SET TASK
Count how many lines hold the string "amie". Answer with that number and nothing more.

ROWS
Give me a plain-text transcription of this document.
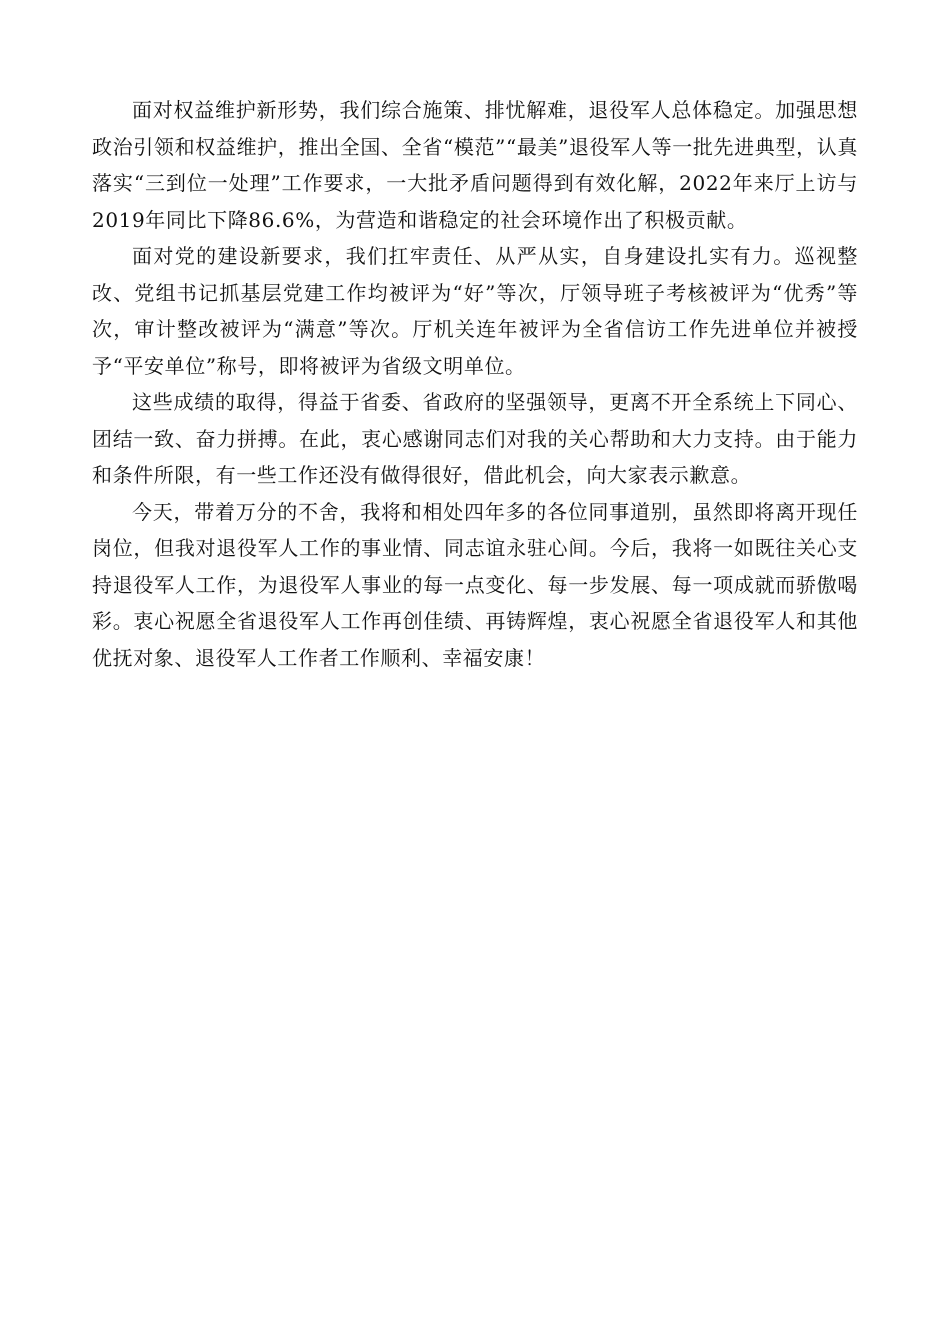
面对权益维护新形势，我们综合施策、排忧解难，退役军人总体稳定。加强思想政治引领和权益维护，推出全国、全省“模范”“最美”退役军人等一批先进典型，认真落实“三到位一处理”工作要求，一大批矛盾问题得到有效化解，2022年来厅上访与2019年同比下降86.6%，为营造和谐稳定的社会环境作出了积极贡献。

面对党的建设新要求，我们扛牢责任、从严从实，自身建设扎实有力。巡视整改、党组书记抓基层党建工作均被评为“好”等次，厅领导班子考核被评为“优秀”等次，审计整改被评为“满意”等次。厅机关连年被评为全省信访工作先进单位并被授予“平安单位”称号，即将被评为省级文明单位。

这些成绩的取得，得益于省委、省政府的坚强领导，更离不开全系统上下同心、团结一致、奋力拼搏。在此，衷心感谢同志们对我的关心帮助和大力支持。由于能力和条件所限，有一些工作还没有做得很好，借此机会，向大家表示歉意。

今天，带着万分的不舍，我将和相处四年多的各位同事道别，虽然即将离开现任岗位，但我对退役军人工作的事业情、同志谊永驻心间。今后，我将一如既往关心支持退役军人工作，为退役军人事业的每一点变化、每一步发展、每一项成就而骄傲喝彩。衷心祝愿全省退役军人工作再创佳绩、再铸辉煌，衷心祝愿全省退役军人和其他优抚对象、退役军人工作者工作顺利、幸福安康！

==

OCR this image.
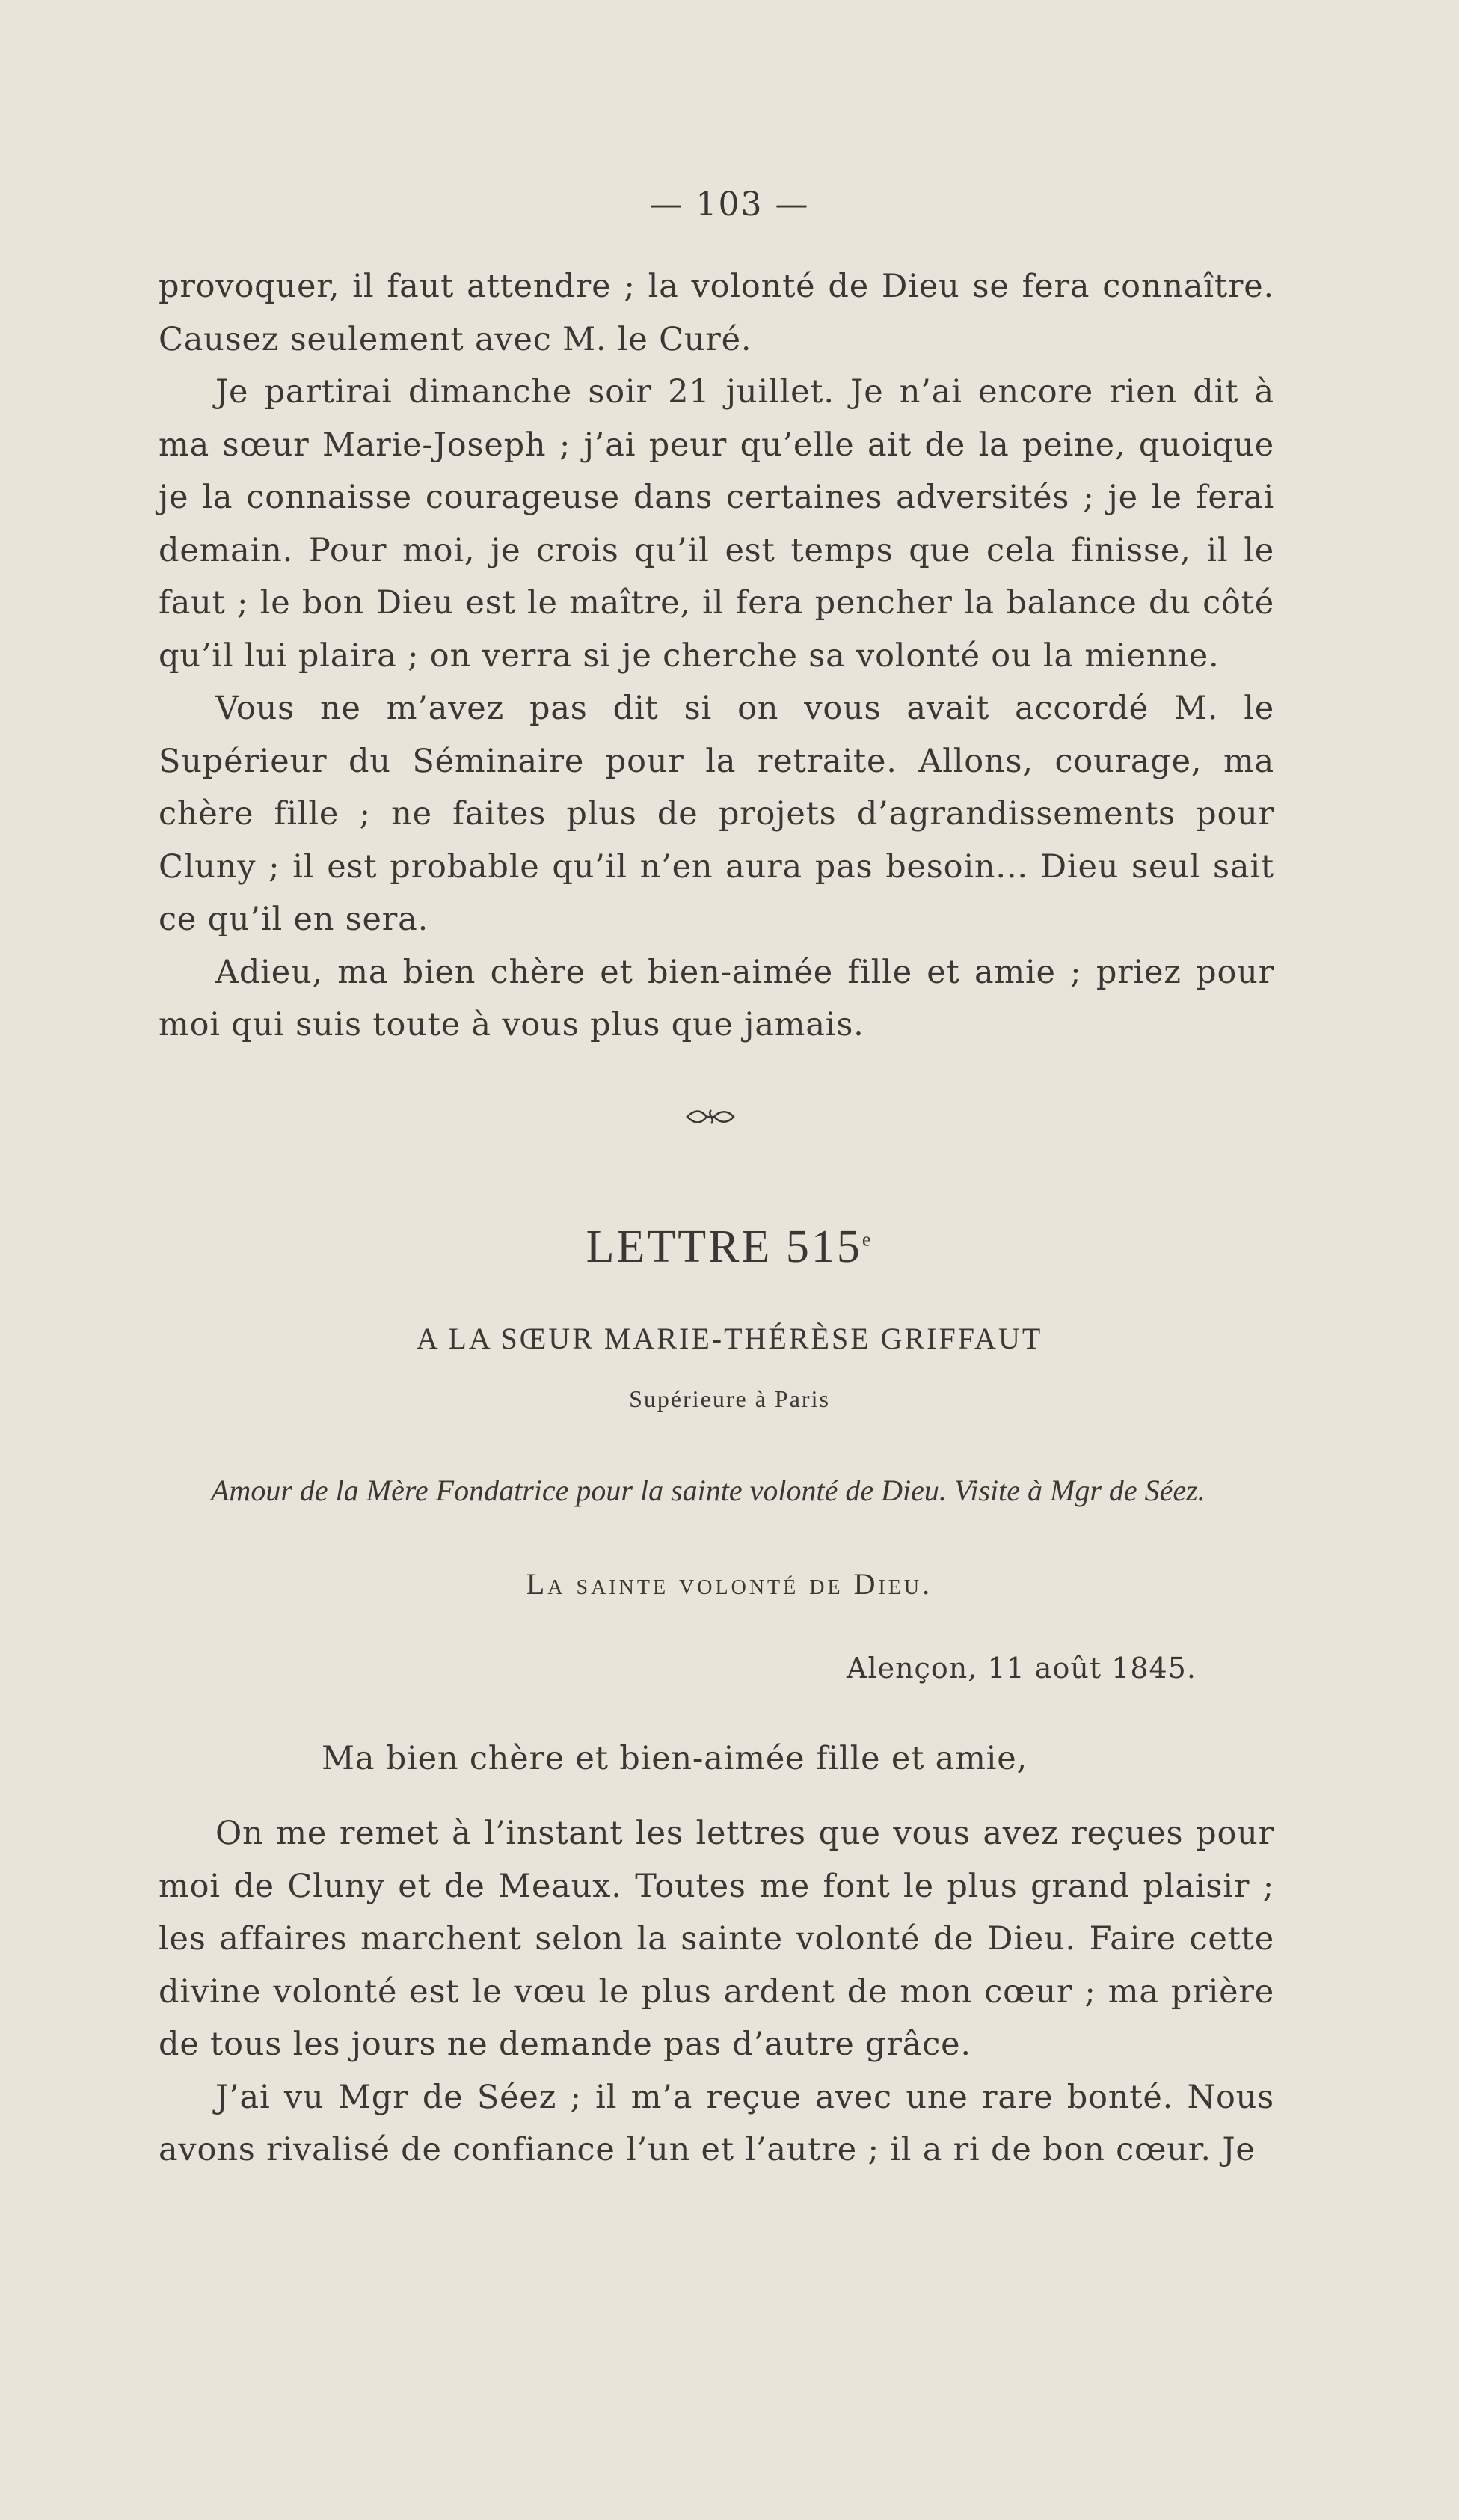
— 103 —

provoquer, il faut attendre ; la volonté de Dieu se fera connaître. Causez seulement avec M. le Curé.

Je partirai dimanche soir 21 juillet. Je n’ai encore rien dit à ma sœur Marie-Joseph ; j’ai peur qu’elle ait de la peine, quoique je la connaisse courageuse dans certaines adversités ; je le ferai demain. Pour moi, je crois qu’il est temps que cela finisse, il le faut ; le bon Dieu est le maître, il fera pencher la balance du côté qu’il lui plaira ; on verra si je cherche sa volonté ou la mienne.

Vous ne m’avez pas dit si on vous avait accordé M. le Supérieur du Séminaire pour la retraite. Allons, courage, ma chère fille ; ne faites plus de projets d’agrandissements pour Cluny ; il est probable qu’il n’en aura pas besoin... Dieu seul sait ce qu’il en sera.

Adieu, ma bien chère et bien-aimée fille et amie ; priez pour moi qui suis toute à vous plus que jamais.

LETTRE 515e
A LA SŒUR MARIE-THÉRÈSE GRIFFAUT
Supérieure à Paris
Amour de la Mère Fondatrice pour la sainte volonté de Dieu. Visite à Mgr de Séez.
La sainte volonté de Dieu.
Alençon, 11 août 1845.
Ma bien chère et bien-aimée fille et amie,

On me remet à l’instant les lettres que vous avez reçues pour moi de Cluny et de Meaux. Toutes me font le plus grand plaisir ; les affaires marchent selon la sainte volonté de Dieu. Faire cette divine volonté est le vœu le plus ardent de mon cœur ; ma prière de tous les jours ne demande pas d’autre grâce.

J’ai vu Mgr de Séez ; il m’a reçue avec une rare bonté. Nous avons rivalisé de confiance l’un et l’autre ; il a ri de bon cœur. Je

ANSWER FOR THIS EXERCISE
2